* _Written task_: Keep only the lines of the data below that contain "icon", and copy them.

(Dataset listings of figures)
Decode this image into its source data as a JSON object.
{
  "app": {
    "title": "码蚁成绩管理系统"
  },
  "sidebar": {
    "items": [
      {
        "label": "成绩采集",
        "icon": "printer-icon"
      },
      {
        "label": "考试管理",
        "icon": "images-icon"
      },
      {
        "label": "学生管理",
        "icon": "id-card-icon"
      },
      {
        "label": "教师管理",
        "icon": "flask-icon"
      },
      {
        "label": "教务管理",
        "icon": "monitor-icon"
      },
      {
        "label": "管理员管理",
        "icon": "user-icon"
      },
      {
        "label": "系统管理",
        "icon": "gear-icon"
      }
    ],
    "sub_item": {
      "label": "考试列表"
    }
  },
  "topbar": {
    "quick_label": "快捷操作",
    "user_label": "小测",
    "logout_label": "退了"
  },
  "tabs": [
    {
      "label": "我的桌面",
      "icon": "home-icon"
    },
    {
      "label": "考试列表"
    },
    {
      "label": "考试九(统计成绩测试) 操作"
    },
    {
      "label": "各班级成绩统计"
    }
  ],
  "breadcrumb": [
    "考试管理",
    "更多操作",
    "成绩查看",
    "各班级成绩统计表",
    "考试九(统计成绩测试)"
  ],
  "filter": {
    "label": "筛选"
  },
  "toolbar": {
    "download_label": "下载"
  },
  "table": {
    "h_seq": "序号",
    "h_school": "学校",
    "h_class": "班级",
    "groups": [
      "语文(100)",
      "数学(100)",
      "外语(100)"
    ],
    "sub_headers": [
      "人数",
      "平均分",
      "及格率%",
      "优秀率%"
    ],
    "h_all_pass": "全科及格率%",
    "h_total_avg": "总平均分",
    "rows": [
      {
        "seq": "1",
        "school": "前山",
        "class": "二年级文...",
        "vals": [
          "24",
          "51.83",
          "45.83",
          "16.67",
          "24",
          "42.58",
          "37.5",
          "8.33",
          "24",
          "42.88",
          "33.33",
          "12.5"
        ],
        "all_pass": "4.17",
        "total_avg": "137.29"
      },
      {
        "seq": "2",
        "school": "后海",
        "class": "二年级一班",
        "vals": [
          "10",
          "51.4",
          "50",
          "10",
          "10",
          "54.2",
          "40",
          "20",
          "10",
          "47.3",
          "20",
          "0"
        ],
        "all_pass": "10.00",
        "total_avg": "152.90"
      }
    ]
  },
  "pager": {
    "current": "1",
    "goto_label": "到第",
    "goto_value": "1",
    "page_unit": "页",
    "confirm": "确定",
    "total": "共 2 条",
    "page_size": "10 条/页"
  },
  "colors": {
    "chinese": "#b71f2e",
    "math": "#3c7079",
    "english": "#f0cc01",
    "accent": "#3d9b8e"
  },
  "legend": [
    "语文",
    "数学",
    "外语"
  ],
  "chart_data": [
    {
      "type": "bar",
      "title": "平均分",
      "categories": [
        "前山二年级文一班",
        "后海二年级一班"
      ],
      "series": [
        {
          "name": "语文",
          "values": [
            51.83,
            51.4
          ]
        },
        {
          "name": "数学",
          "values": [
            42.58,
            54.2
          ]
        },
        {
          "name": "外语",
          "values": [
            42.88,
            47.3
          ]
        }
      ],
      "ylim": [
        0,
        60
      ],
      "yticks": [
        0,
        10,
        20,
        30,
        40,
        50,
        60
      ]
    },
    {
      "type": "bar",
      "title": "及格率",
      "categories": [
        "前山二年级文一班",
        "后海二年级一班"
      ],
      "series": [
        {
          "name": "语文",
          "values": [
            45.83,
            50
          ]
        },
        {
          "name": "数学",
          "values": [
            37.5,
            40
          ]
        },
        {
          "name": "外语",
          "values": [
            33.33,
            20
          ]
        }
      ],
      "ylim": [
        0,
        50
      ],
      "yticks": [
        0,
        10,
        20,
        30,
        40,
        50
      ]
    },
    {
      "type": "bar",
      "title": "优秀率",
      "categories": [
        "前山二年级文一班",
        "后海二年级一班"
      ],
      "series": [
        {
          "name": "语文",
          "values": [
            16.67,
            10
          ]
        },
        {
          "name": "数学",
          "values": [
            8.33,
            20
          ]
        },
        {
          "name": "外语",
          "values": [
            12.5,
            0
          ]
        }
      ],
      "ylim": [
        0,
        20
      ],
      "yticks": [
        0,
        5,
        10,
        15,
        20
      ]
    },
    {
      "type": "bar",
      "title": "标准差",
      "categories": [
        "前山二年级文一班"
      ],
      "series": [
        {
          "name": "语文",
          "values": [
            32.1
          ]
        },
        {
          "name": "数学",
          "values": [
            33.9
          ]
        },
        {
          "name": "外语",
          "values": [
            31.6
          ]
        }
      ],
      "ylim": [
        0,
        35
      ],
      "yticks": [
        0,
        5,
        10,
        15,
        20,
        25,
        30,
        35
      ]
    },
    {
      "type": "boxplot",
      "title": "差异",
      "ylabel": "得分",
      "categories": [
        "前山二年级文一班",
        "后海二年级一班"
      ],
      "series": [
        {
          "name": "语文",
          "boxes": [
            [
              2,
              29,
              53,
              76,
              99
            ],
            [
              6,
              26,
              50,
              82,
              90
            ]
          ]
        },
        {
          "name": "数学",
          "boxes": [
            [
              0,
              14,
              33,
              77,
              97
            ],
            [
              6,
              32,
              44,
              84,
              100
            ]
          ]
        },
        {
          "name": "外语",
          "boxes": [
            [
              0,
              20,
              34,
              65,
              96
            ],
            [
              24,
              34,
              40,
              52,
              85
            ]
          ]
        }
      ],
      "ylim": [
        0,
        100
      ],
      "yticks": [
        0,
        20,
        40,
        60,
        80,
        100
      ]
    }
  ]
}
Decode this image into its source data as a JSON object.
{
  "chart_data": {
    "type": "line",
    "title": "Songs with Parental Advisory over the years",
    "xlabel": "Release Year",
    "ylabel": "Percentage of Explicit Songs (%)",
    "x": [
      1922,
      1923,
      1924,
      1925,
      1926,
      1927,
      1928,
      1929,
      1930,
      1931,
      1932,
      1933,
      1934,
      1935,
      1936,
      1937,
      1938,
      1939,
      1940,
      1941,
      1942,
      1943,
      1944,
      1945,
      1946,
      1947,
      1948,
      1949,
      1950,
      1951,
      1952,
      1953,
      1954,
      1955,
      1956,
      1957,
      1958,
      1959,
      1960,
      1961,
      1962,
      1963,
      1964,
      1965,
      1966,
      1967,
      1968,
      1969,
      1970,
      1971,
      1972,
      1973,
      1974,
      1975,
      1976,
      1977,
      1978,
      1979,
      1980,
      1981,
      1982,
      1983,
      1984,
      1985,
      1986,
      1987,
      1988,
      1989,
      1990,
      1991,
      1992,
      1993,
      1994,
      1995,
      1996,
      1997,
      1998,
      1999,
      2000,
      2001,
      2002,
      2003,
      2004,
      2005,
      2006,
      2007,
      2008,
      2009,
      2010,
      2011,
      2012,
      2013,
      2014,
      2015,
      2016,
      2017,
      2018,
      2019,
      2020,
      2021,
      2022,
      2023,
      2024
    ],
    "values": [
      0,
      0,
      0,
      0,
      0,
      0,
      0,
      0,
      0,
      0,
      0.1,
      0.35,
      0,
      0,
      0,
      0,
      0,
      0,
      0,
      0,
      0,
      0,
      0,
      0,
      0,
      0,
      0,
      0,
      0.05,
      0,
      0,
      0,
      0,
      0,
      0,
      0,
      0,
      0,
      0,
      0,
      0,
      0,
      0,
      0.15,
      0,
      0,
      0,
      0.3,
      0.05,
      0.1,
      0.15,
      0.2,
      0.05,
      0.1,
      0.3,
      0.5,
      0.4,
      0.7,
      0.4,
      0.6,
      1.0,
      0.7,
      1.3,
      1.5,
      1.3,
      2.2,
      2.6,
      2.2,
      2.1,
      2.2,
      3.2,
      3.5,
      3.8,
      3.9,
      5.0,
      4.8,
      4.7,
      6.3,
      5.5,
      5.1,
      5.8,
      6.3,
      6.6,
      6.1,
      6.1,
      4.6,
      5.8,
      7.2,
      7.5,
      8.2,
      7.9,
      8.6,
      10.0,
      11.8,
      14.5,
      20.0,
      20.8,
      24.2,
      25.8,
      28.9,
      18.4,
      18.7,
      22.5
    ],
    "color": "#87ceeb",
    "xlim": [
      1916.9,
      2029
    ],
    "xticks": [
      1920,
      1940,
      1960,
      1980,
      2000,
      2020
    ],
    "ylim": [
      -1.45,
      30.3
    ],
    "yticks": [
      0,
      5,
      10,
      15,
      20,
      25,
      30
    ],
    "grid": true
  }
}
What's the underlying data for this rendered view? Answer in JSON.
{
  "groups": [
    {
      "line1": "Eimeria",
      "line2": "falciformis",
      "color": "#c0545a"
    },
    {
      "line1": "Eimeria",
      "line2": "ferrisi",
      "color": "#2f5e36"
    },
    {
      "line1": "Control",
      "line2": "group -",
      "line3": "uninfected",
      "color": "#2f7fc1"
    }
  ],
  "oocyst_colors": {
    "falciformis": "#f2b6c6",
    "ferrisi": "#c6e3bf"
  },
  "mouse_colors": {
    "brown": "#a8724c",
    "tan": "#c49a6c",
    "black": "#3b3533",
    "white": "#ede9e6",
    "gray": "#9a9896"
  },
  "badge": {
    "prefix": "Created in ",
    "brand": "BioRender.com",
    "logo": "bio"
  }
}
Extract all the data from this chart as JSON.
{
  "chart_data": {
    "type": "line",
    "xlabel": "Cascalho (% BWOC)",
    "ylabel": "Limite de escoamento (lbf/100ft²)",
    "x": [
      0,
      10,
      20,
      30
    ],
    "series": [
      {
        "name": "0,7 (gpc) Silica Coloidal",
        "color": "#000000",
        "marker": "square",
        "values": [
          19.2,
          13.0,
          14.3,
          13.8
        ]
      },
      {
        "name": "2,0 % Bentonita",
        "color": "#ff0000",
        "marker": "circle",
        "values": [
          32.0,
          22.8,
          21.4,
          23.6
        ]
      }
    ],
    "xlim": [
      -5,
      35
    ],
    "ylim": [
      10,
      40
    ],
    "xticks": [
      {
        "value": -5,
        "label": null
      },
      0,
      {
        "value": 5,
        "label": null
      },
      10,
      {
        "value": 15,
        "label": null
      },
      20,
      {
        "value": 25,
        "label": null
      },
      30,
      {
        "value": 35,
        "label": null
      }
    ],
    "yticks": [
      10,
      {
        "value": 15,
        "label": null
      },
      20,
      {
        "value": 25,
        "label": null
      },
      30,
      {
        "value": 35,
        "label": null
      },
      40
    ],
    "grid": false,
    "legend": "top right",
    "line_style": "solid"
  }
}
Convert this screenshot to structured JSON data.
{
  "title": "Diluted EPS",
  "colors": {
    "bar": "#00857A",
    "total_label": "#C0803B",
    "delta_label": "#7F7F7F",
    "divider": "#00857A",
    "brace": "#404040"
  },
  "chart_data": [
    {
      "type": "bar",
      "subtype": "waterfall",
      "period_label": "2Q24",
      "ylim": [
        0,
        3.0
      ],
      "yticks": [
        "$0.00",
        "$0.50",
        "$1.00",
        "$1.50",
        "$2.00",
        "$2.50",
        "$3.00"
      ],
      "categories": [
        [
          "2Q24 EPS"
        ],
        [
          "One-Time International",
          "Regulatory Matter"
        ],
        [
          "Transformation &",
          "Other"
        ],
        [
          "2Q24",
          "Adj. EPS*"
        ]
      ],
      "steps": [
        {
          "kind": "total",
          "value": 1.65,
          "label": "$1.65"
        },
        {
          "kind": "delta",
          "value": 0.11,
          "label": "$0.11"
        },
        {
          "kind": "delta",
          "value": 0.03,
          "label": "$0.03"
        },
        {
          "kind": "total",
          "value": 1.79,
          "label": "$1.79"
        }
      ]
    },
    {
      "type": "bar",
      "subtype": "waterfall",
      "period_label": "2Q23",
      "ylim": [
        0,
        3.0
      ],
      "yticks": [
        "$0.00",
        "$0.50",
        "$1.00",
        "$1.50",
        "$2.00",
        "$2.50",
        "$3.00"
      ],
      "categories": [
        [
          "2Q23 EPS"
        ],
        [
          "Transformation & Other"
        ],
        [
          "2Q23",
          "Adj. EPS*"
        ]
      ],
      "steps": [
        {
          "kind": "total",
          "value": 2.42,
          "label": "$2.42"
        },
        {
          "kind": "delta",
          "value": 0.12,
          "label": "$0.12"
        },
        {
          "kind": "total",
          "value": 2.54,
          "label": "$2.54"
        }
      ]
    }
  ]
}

* _Written answer_:
        "icon": "printer-icon"
        "icon": "images-icon"
        "icon": "id-card-icon"
        "icon": "flask-icon"
        "icon": "monitor-icon"
        "icon": "user-icon"
        "icon": "gear-icon"
      "icon": "home-icon"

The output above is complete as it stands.